▸ **What is expected**: Can you retype the stretch of the GitLab learning roadmap that opens with the words containing "What to learn after" and closes with "autoscaling runners (MIG/GKE)", matching it character for character?

21. Career and Learning Roadmap

What to learn before GitLab on Google Cloud

  • Git fundamentals: branching, merging, rebasing
  • Linux administration basics: systemd, networking, logs, packages
  • Google Cloud fundamentals:
  • projects, IAM, service accounts
  • VPC, firewall rules, Cloud DNS
  • Compute Engine basics
  • CI/CD concepts: pipelines, artifacts, runners, environments
  • Security basics: TLS, SSH keys, least privilege, secret management

What to learn after

  • GitLab administration at scale:
  • upgrade strategy and version pinning
  • backup/restore and DR tests
  • performance tuning and capacity planning
  • Runner engineering:
  • autoscaling runners (MIG/GKE)
  • secure build isolation and supply chain controls
  • Google Cloud operations:
  • Cloud Monitoring SLOs/SLIs
  • centralized logging and alerting
  • Terraform for reproducible infrastructure
  • Advanced networking:
  • private access patterns (VPN/Interconnect)

▸ **Supplied entries**:
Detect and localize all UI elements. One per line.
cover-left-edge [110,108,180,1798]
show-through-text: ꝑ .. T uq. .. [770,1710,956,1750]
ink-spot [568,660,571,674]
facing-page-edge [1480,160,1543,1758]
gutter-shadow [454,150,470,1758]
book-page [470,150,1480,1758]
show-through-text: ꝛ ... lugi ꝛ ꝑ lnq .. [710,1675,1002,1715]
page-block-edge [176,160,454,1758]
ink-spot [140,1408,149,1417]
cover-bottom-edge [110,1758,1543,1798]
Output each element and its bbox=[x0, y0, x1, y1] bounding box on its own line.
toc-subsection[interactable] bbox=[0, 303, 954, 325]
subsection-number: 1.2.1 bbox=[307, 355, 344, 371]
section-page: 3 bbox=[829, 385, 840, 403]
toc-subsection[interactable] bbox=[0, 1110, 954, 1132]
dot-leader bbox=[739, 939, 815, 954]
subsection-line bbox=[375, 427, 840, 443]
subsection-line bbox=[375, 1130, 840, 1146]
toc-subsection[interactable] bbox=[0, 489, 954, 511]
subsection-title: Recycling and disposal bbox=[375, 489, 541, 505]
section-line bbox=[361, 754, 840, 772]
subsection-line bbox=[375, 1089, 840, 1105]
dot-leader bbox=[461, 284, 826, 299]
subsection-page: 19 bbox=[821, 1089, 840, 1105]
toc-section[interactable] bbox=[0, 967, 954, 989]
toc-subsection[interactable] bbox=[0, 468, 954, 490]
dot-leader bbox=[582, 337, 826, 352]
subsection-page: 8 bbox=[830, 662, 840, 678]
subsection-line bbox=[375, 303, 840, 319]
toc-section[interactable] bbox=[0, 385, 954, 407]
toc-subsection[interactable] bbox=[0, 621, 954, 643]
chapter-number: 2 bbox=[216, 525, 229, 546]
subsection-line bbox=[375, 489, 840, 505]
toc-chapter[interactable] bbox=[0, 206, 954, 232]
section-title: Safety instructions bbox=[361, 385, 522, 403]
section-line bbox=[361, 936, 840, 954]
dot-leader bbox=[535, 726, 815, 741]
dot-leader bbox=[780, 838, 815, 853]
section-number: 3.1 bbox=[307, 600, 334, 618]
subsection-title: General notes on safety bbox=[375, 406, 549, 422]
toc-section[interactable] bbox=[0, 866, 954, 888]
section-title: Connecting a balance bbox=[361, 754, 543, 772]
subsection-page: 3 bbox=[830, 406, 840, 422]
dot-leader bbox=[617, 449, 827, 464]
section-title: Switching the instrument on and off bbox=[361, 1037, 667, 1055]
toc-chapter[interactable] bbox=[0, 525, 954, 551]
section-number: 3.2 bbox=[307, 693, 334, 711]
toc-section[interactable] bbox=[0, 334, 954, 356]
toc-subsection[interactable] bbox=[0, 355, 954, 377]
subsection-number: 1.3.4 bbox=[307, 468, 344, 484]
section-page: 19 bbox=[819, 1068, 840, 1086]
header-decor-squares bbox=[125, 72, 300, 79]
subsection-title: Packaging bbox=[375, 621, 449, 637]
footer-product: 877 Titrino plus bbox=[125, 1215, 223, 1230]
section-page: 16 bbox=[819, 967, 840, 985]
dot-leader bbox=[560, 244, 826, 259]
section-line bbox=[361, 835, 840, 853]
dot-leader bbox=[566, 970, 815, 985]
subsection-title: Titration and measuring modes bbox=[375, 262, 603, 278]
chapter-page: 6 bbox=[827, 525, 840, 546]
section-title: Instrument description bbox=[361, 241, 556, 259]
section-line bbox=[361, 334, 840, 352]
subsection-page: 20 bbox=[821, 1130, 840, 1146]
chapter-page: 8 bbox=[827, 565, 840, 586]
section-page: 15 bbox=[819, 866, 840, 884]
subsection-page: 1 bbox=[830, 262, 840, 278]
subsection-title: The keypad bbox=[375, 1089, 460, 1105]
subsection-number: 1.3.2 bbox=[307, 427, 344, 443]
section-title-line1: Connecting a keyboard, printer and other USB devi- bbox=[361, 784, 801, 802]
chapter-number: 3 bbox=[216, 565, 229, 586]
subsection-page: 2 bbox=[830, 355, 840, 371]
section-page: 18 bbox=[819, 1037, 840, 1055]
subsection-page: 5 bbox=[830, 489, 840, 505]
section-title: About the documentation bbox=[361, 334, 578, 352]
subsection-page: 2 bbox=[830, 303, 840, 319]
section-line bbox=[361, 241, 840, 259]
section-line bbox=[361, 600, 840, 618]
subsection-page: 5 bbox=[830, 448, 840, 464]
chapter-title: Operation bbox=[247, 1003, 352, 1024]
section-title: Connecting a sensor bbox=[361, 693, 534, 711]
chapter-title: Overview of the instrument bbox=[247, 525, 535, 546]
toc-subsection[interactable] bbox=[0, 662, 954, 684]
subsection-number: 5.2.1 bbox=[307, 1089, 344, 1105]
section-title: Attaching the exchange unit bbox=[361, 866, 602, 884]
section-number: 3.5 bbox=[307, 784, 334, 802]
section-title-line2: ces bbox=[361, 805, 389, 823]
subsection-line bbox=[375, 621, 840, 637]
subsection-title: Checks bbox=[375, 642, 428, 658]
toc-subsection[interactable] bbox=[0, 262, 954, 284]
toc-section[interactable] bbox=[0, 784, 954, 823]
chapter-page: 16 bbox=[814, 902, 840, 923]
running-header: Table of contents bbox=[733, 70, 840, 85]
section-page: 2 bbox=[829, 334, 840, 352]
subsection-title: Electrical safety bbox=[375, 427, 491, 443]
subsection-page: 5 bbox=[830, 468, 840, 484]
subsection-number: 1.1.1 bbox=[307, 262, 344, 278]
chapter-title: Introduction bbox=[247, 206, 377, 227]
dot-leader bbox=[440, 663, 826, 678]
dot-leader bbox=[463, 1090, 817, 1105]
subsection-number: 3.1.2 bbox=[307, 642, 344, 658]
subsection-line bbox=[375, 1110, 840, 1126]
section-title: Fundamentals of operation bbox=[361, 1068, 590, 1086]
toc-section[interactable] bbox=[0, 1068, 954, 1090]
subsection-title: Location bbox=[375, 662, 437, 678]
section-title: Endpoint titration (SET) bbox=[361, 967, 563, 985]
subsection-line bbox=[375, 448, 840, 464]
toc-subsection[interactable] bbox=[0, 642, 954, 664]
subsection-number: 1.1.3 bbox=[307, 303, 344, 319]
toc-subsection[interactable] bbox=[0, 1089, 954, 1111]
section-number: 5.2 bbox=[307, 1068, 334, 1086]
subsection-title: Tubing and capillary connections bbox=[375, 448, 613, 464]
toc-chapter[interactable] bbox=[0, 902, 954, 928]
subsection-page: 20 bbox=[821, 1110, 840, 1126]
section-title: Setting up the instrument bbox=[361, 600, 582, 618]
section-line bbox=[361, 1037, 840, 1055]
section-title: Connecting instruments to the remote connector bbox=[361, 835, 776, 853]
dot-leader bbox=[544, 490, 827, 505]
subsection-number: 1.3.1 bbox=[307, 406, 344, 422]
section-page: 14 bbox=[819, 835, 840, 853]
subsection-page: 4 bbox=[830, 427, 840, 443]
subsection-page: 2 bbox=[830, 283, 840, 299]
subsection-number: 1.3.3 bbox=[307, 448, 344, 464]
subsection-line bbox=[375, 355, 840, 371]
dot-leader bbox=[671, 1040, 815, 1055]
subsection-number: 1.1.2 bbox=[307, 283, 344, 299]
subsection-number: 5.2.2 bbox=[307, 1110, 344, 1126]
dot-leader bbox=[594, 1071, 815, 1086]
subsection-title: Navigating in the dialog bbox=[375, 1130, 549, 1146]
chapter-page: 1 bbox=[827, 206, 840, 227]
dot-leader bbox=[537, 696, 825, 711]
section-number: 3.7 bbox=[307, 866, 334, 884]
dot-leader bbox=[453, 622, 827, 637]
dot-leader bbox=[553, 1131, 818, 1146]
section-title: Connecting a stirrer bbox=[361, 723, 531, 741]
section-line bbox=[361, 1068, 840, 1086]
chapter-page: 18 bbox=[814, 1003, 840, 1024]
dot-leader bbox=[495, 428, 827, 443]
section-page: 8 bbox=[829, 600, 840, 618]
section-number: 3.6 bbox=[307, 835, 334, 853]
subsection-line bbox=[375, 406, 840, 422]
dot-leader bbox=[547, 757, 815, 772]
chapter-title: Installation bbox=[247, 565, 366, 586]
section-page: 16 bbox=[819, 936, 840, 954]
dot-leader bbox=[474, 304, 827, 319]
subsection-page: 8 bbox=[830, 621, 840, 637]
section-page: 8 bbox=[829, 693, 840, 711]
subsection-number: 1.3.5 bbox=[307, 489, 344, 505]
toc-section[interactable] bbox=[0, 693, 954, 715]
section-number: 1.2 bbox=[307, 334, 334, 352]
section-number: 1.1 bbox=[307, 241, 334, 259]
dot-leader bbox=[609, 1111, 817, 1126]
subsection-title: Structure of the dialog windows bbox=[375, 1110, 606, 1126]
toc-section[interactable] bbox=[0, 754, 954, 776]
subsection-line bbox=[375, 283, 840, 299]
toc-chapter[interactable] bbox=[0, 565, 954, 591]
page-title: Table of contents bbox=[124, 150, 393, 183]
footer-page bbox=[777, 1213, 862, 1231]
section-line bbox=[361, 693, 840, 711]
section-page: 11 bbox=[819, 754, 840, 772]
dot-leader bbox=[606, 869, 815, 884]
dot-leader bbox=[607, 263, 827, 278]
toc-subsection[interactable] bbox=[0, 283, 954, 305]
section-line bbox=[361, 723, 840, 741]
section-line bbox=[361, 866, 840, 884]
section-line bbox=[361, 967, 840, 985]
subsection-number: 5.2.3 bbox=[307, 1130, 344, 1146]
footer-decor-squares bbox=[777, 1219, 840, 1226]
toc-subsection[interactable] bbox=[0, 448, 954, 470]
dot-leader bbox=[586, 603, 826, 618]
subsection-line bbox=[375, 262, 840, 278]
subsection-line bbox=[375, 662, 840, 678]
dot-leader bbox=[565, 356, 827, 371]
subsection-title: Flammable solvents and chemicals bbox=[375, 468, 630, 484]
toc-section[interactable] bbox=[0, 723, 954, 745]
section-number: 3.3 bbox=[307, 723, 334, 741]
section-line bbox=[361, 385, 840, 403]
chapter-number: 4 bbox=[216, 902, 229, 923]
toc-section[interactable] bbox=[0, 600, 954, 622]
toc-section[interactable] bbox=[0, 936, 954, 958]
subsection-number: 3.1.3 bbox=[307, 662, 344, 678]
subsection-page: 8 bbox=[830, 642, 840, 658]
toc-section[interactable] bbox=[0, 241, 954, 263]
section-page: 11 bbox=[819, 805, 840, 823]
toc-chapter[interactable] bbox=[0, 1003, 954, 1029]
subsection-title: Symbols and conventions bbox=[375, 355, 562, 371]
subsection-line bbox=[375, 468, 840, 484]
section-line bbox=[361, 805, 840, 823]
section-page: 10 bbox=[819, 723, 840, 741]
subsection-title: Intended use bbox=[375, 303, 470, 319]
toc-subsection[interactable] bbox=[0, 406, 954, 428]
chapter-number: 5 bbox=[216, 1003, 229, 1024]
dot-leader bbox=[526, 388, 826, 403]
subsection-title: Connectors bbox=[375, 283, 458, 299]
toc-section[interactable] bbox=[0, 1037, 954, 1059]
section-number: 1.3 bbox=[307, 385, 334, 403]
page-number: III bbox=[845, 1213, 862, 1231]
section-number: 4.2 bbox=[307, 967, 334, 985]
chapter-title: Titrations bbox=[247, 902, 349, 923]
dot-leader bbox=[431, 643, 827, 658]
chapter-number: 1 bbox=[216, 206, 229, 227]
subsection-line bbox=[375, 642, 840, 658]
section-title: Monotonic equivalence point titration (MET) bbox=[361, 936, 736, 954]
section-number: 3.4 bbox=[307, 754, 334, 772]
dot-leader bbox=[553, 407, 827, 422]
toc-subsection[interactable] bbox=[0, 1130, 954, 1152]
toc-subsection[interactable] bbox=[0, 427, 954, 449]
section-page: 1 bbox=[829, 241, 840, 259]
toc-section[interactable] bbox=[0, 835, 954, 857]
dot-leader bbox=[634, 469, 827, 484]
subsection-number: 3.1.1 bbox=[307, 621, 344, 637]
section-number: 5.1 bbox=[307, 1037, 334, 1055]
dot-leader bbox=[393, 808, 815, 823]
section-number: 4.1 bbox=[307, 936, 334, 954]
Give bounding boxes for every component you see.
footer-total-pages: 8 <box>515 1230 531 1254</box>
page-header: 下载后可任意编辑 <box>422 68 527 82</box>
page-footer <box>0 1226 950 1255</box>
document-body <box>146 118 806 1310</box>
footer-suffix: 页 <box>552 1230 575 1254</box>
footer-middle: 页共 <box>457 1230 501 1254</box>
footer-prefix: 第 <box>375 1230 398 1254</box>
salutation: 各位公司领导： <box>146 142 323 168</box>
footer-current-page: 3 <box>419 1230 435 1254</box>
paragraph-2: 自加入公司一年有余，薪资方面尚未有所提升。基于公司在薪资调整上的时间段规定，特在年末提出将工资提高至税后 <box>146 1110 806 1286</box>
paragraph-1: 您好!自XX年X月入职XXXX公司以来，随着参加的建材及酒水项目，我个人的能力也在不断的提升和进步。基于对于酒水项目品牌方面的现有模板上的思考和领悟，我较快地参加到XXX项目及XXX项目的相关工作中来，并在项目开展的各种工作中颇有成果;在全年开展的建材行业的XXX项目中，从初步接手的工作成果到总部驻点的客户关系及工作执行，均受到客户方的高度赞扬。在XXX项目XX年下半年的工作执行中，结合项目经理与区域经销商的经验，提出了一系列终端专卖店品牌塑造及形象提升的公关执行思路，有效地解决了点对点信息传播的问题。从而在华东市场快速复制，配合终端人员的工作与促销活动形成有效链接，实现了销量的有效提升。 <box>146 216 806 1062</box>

▸ **Answer box**:
What to learn after

  • GitLab administration at scale:
  • upgrade strategy and version pinning
  • backup/restore and DR tests
  • performance tuning and capacity planning
  • Runner engineering:
  • autoscaling runners (MIG/GKE)